▸ **TASK STATEMENT**
Pull out each line of the records holding the string "JSON".

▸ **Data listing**
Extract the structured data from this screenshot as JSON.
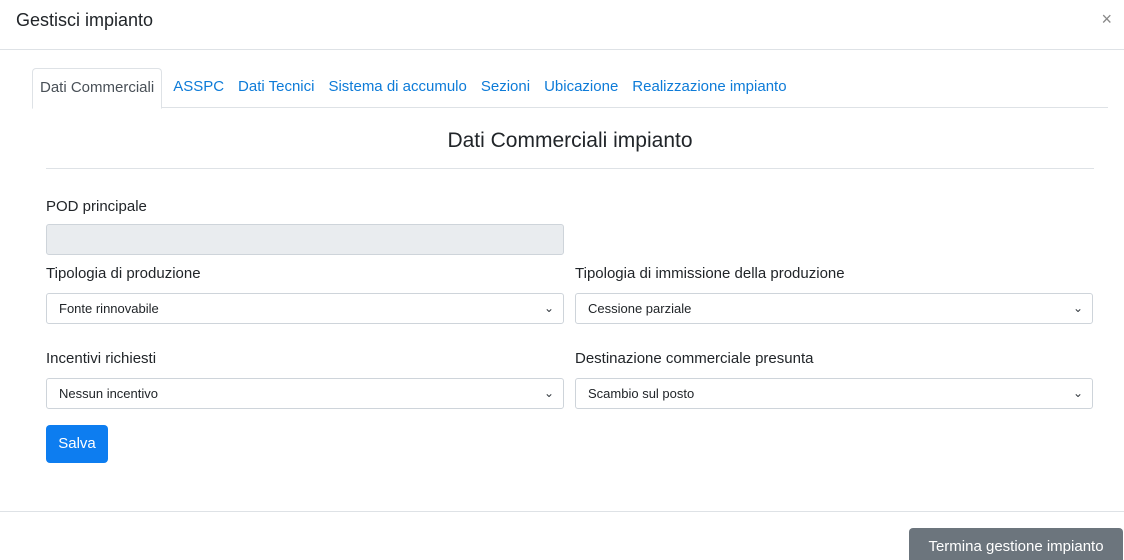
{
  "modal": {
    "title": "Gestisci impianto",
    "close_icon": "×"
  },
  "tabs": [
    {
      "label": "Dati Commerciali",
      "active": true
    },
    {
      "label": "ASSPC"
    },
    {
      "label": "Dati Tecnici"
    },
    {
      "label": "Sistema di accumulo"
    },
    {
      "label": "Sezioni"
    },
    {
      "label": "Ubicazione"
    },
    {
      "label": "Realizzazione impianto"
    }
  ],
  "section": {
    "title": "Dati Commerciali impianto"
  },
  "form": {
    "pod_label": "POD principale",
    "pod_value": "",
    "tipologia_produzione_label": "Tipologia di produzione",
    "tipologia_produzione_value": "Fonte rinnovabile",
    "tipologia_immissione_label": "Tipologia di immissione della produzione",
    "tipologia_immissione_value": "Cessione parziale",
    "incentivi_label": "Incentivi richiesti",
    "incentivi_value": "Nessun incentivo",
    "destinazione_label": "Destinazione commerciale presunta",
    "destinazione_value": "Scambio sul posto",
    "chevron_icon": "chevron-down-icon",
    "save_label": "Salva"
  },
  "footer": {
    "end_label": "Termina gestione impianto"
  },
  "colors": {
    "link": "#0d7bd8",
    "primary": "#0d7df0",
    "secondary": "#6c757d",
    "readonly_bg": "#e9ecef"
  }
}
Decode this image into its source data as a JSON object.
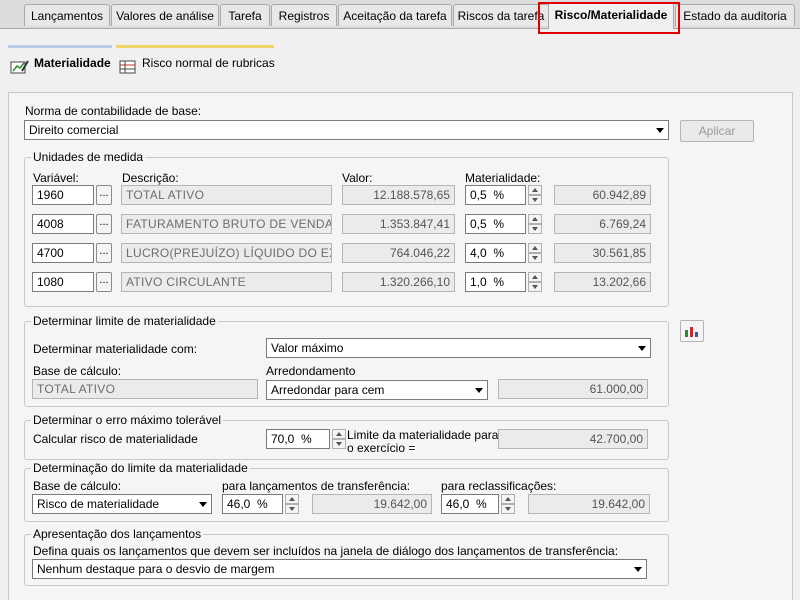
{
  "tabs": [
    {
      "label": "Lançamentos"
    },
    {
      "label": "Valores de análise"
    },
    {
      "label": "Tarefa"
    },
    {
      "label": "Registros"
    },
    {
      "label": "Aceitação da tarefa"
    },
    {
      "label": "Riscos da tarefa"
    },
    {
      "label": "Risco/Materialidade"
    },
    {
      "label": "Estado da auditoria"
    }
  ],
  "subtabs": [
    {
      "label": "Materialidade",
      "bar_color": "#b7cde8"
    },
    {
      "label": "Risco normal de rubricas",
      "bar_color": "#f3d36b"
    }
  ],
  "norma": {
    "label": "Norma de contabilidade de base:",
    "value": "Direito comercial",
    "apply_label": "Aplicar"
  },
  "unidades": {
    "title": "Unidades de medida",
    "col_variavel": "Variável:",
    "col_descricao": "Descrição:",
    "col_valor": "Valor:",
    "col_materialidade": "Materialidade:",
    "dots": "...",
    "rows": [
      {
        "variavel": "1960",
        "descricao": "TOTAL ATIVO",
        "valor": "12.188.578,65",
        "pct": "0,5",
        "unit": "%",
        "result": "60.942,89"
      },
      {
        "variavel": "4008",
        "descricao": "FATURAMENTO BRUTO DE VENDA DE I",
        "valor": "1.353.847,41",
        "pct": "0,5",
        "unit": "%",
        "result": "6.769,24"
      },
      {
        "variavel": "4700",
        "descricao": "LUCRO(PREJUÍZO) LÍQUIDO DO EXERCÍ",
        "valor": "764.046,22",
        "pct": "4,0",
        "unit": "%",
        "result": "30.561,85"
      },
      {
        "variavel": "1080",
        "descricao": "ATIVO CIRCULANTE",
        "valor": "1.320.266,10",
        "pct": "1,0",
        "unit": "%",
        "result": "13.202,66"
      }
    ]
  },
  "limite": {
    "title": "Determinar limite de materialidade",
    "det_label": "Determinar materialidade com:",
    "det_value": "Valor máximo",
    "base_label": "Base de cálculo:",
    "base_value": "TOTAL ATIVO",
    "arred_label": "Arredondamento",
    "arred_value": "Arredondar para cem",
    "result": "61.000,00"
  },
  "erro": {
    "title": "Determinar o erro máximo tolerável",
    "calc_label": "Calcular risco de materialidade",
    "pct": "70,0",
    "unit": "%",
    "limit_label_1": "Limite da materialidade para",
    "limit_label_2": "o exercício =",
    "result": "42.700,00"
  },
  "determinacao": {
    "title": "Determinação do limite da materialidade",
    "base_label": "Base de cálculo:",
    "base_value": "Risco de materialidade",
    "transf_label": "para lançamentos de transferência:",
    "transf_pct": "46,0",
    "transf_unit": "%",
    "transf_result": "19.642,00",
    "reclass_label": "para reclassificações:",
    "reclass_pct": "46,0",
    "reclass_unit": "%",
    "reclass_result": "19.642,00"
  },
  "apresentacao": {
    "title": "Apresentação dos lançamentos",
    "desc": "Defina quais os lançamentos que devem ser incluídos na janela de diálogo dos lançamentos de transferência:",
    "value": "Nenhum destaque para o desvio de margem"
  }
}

...

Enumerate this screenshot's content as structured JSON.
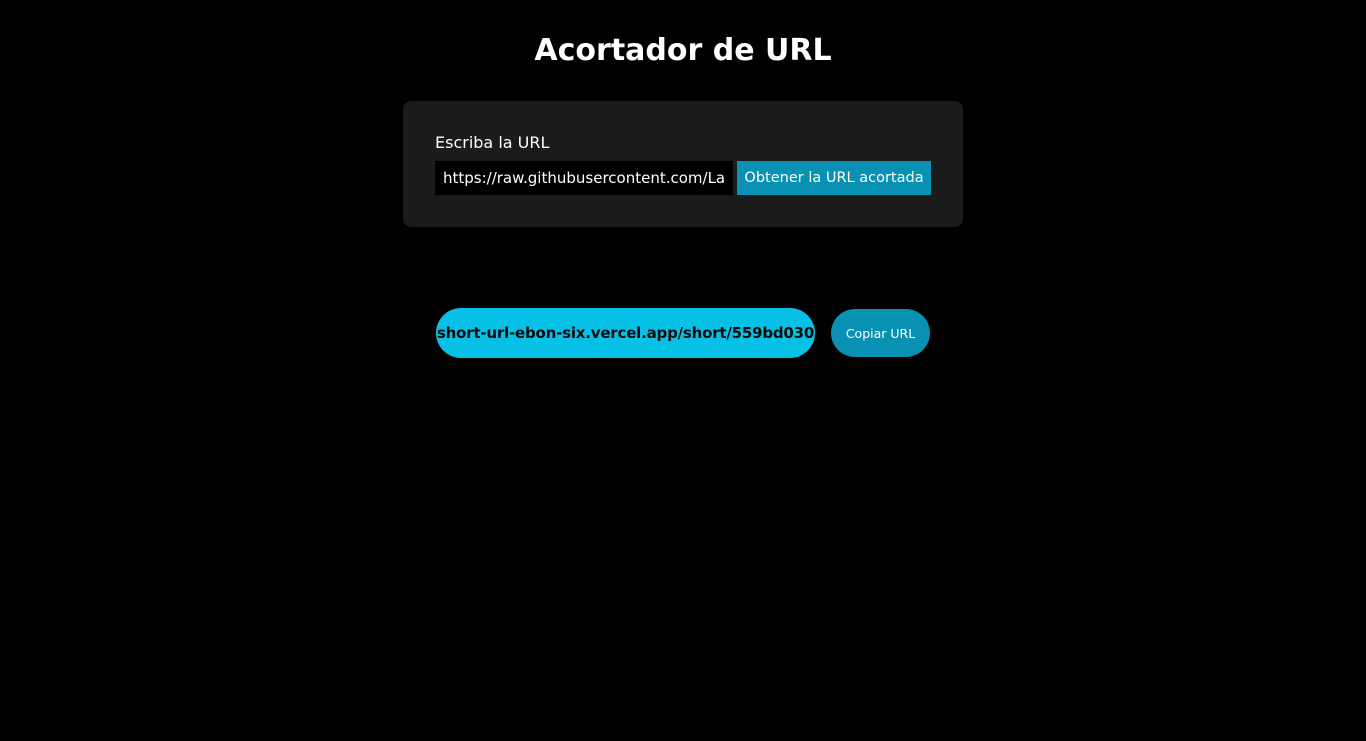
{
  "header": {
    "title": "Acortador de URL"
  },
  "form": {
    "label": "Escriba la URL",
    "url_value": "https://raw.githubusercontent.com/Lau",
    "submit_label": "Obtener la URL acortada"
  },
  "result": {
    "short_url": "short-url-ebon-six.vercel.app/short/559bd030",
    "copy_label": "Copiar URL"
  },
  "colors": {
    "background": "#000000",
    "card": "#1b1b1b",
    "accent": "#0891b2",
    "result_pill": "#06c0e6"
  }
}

▸ **TASK OUTPUT**
Extract the structured data from this screenshot as JSON.
Decode this image into its source data as a JSON object.
Enumerate this screenshot's content as structured JSON.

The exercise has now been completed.